◆ TASK BRIEF:
Pick out every row below that contains the word "line" and copy each one in full. Case counts.

◆ LISTED RECORDS:
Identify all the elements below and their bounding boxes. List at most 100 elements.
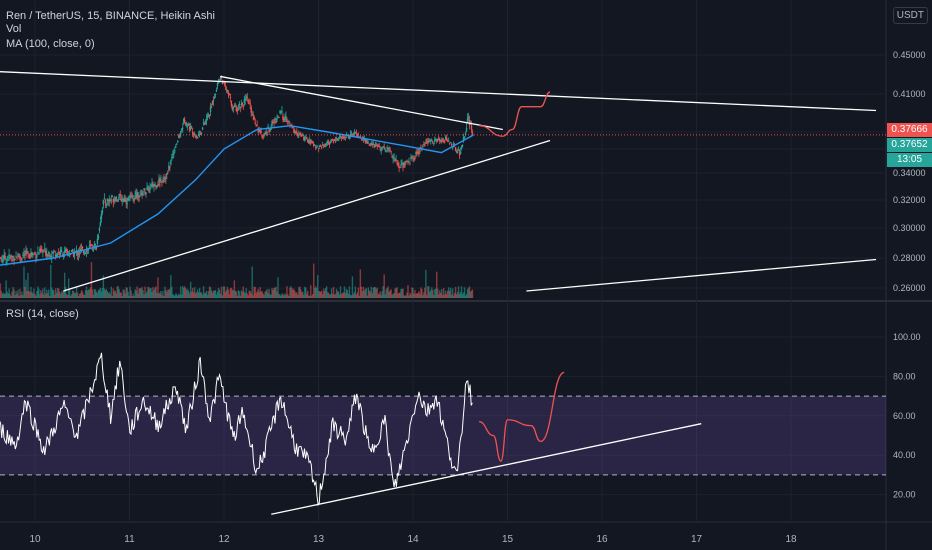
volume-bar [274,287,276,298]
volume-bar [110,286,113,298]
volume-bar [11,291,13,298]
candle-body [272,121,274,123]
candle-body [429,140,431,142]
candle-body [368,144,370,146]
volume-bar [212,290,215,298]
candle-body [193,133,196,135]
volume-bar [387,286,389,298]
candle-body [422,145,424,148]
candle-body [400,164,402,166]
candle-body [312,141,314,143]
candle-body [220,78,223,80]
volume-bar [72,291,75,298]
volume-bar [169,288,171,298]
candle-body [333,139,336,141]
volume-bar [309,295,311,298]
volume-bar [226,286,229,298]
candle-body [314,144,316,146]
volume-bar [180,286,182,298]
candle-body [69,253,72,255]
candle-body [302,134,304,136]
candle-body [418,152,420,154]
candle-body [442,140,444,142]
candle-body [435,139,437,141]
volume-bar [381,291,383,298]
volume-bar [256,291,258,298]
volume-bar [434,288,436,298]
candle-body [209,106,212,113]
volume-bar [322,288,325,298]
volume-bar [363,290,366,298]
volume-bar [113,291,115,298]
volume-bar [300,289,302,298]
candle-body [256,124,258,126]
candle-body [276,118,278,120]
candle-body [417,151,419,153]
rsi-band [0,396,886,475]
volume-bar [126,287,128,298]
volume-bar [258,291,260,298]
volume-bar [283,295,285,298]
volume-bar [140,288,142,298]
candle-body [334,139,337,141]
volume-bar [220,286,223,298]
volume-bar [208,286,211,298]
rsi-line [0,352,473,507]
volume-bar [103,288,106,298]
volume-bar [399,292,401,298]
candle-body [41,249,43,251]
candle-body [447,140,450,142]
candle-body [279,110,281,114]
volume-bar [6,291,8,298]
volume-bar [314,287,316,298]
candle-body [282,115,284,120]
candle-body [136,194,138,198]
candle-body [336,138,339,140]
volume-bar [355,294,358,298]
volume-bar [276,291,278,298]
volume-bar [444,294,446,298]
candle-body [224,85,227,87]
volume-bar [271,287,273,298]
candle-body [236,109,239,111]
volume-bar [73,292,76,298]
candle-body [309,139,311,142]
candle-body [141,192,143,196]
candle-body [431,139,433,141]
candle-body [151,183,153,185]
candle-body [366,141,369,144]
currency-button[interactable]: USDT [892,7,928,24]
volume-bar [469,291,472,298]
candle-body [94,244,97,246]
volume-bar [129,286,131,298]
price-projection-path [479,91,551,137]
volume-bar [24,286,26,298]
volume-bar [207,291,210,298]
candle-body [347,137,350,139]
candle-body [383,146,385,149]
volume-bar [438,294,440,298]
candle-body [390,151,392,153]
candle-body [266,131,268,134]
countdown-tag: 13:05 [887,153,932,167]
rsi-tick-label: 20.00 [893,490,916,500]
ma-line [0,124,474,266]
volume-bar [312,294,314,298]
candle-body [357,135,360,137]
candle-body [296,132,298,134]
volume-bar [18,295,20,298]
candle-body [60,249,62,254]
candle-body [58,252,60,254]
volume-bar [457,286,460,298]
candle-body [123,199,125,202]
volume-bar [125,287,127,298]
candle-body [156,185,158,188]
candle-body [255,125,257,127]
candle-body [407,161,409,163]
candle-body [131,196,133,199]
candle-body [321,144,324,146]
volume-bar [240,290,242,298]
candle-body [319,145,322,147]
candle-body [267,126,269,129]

◆ THE RESPONSE:
rsi-line [0,352,473,507]
ma-line [0,124,474,266]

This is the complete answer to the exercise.